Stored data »
————————
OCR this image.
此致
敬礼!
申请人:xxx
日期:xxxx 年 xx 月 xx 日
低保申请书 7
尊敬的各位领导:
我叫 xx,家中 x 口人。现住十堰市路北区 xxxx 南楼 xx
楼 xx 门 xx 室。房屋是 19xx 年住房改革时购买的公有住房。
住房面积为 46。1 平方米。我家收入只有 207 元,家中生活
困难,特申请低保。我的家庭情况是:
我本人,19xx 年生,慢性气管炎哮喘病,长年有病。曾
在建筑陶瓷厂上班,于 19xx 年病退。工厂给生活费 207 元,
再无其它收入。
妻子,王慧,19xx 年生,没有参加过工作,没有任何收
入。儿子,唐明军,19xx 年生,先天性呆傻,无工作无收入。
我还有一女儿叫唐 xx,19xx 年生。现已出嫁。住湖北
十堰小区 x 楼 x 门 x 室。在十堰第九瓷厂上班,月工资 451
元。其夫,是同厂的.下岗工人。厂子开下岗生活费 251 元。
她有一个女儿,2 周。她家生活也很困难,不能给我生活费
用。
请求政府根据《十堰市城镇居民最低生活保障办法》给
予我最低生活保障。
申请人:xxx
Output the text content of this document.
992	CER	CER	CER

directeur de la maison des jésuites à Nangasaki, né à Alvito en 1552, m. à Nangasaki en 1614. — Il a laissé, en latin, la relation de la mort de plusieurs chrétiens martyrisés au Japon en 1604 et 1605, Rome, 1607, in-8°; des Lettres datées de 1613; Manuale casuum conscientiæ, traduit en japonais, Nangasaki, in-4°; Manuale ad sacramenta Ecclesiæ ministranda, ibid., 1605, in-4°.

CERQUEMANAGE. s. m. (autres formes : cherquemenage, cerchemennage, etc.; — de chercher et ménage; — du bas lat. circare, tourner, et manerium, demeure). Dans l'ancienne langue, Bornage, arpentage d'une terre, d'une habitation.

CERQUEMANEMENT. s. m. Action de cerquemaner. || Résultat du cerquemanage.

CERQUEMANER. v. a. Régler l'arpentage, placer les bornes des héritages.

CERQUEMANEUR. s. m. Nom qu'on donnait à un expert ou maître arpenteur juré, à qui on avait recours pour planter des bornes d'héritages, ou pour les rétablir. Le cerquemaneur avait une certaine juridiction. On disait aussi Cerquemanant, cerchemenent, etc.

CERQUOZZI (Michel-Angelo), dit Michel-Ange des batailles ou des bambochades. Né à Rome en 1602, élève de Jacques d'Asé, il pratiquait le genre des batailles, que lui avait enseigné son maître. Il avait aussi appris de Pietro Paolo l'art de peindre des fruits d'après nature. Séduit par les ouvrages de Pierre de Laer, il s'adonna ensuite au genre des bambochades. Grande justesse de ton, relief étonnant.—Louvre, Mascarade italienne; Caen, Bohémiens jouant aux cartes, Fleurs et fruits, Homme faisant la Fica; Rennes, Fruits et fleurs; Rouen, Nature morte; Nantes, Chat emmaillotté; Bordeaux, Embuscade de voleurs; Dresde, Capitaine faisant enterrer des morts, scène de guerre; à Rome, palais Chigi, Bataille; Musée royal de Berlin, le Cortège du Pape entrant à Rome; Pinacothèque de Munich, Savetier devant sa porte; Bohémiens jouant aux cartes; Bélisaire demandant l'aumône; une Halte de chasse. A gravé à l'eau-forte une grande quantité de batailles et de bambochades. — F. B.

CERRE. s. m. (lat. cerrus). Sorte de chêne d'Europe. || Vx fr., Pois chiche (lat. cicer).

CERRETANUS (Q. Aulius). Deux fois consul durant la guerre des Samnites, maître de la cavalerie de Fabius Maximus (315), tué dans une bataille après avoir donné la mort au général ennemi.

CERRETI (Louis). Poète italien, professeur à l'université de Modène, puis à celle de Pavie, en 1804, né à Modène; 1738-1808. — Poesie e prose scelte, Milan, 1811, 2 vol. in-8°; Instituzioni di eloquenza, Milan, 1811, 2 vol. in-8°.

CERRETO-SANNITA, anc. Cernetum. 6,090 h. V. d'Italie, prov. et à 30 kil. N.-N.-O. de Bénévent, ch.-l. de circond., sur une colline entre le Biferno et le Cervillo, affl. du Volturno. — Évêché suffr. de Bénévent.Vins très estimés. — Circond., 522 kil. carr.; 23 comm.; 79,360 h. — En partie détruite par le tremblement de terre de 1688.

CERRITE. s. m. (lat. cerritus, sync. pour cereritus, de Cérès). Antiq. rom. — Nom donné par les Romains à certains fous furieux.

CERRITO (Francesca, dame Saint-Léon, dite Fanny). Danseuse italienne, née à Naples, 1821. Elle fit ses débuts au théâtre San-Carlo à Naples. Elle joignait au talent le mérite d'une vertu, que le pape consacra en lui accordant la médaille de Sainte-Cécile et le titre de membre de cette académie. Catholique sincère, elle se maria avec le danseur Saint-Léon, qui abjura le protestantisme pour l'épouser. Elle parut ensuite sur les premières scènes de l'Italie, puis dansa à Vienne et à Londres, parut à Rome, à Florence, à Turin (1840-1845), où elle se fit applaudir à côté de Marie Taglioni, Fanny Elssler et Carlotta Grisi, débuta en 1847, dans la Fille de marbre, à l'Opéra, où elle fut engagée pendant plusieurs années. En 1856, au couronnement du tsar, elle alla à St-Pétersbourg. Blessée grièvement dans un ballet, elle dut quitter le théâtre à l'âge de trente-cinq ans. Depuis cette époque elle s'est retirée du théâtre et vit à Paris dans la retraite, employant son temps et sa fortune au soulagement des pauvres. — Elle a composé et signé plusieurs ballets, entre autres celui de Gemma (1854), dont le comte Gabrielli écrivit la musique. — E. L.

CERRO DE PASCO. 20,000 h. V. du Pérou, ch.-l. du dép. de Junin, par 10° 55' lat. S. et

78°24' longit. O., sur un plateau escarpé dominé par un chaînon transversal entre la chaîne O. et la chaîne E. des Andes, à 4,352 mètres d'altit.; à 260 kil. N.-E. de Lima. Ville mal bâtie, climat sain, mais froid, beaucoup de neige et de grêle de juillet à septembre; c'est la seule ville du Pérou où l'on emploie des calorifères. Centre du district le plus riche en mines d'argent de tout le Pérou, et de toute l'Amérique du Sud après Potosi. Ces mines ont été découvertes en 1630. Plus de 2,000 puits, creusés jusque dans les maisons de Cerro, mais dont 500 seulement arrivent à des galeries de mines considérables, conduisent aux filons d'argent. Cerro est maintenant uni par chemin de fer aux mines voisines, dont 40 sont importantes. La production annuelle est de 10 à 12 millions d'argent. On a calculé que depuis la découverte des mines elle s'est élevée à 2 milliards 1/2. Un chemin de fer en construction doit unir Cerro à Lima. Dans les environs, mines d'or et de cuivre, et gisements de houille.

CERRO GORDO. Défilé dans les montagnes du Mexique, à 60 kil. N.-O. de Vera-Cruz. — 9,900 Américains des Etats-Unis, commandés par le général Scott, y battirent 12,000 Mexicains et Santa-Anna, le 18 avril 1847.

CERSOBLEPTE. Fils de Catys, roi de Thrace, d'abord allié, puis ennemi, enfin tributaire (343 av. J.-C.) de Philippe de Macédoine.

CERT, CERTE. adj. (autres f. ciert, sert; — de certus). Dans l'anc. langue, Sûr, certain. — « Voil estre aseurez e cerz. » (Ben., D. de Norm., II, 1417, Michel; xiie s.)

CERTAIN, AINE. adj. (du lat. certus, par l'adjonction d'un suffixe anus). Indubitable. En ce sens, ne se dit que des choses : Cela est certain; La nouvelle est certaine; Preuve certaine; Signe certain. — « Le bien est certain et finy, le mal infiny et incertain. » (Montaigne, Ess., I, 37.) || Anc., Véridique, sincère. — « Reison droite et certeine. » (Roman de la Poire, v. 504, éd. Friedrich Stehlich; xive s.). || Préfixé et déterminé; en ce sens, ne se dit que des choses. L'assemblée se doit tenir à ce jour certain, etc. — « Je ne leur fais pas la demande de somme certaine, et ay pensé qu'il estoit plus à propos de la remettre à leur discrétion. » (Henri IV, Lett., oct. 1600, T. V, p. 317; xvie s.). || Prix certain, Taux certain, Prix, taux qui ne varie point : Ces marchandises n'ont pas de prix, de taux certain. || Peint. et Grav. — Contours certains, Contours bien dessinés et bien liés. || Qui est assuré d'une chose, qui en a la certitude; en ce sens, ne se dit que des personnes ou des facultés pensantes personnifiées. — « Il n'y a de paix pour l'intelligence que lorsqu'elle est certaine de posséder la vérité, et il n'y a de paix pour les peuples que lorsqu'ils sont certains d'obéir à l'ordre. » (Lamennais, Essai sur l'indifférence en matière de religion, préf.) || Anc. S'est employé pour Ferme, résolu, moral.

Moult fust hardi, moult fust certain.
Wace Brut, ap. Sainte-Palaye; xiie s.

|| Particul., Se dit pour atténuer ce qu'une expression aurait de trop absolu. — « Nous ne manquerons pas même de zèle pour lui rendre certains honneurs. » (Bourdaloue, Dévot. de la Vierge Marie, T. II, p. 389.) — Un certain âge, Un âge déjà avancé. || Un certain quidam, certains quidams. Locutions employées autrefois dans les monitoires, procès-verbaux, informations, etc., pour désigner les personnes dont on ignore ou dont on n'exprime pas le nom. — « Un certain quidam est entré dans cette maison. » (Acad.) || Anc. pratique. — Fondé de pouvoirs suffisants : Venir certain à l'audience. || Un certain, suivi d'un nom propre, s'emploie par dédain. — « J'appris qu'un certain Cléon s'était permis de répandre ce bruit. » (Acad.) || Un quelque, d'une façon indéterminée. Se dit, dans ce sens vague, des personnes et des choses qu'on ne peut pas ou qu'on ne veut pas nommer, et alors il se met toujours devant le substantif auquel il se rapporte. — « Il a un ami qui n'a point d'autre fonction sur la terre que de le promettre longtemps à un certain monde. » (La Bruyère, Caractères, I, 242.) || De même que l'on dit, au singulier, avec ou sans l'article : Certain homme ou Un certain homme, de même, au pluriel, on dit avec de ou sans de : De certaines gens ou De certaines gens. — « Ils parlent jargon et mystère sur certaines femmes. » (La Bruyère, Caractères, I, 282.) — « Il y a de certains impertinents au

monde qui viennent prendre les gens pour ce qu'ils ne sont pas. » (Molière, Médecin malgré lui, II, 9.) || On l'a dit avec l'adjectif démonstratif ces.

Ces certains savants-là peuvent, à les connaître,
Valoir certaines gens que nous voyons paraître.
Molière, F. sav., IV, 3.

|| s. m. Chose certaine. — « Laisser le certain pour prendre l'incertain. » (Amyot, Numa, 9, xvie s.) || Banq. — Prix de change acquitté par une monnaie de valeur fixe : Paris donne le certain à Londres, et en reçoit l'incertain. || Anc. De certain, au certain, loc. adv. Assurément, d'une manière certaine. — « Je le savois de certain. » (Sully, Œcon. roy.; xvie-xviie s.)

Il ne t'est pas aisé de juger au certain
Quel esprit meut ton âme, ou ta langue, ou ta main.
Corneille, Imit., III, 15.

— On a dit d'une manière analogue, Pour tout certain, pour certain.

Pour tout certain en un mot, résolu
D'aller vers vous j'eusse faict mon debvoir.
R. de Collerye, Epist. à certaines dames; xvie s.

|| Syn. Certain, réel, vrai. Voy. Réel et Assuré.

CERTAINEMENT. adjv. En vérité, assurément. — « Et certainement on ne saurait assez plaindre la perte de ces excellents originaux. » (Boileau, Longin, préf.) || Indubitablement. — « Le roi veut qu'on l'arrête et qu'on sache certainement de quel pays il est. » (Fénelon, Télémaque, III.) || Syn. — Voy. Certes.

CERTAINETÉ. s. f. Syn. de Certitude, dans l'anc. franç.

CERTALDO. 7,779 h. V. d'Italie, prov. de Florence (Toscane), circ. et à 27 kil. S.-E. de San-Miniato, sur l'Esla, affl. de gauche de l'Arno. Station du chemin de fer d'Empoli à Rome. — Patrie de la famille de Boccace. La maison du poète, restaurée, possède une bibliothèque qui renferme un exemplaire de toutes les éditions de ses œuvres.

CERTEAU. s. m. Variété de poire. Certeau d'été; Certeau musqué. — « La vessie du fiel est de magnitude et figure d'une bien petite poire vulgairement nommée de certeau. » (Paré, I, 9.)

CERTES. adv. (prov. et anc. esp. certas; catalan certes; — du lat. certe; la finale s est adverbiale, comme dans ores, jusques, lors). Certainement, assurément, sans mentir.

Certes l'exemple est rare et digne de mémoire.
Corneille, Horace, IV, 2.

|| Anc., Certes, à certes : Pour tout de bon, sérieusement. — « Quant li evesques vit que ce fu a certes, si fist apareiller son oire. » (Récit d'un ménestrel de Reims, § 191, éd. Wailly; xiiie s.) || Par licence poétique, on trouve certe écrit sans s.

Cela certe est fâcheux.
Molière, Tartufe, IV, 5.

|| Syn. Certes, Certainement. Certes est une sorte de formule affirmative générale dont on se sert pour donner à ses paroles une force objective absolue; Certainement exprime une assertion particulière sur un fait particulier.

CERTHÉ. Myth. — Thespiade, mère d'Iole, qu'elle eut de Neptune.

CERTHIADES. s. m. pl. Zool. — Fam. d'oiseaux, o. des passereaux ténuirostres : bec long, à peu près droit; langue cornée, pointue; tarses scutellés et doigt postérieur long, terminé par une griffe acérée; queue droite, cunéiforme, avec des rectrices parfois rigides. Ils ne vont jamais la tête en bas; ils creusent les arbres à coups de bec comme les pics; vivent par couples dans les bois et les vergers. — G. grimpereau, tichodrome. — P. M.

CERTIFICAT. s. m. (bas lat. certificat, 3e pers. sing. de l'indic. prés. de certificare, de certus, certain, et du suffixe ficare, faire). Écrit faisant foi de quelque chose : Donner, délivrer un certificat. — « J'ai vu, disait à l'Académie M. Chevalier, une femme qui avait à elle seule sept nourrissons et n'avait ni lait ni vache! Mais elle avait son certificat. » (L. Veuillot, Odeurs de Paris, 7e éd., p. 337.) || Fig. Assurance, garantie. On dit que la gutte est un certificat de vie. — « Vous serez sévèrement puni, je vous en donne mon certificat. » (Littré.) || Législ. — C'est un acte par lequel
————————
THE TASK » Copy whichever lines in the listing above contain the word "Molière".

RIGHT ANSWER »
monde qui viennent prendre les gens pour ce qu'ils ne sont pas. » (Molière, Médecin malgré lui, II, 9.) || On l'a dit avec l'adjectif démonstratif ces.
Molière, F. sav., IV, 3.
Molière, Tartufe, IV, 5.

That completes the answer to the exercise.